__TASK__: Locate every line that holds the string "élèves" and copy it.

## Start INFORMATION PROVIDED

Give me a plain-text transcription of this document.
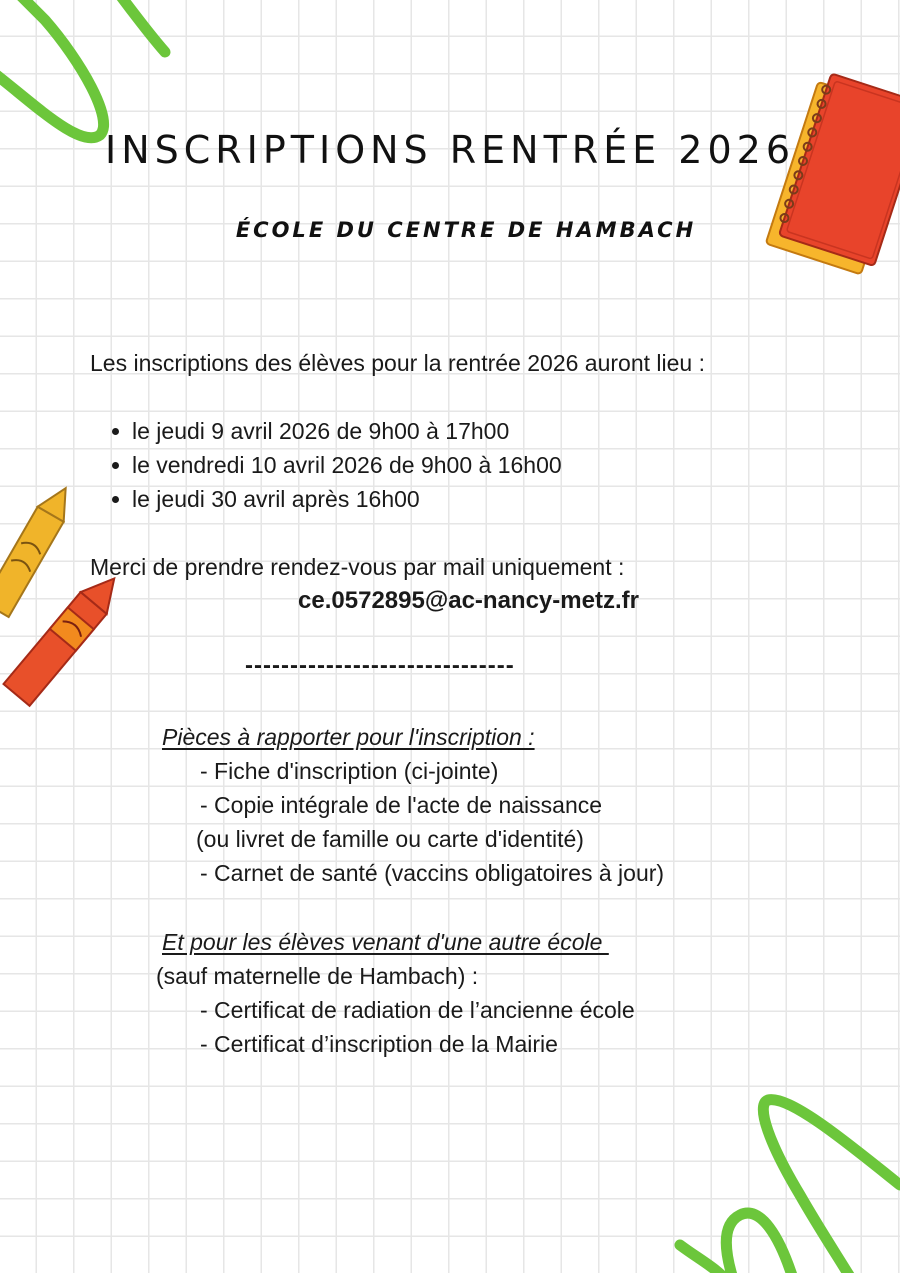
INSCRIPTIONS RENTRÉE 2026
ÉCOLE DU CENTRE DE HAMBACH

Les inscriptions des élèves pour la rentrée 2026 auront lieu :

le jeudi 9 avril 2026 de 9h00 à 17h00
le vendredi 10 avril 2026 de 9h00 à 16h00
le jeudi 30 avril après 16h00

Merci de prendre rendez-vous par mail uniquement :

ce.0572895@ac-nancy-metz.fr

------------------------------

Pièces à rapporter pour l'inscription :

- Fiche d'inscription (ci-jointe)

- Copie intégrale de l'acte de naissance

(ou livret de famille ou carte d'identité)

- Carnet de santé (vaccins obligatoires à jour)

Et pour les élèves venant d'une autre école

(sauf maternelle de Hambach) :

- Certificat de radiation de l’ancienne école

- Certificat d’inscription de la Mairie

## End INFORMATION PROVIDED

__SOLUTION FOR THIS PROBLEM__:
Les inscriptions des élèves pour la rentrée 2026 auront lieu :
Et pour les élèves venant d'une autre école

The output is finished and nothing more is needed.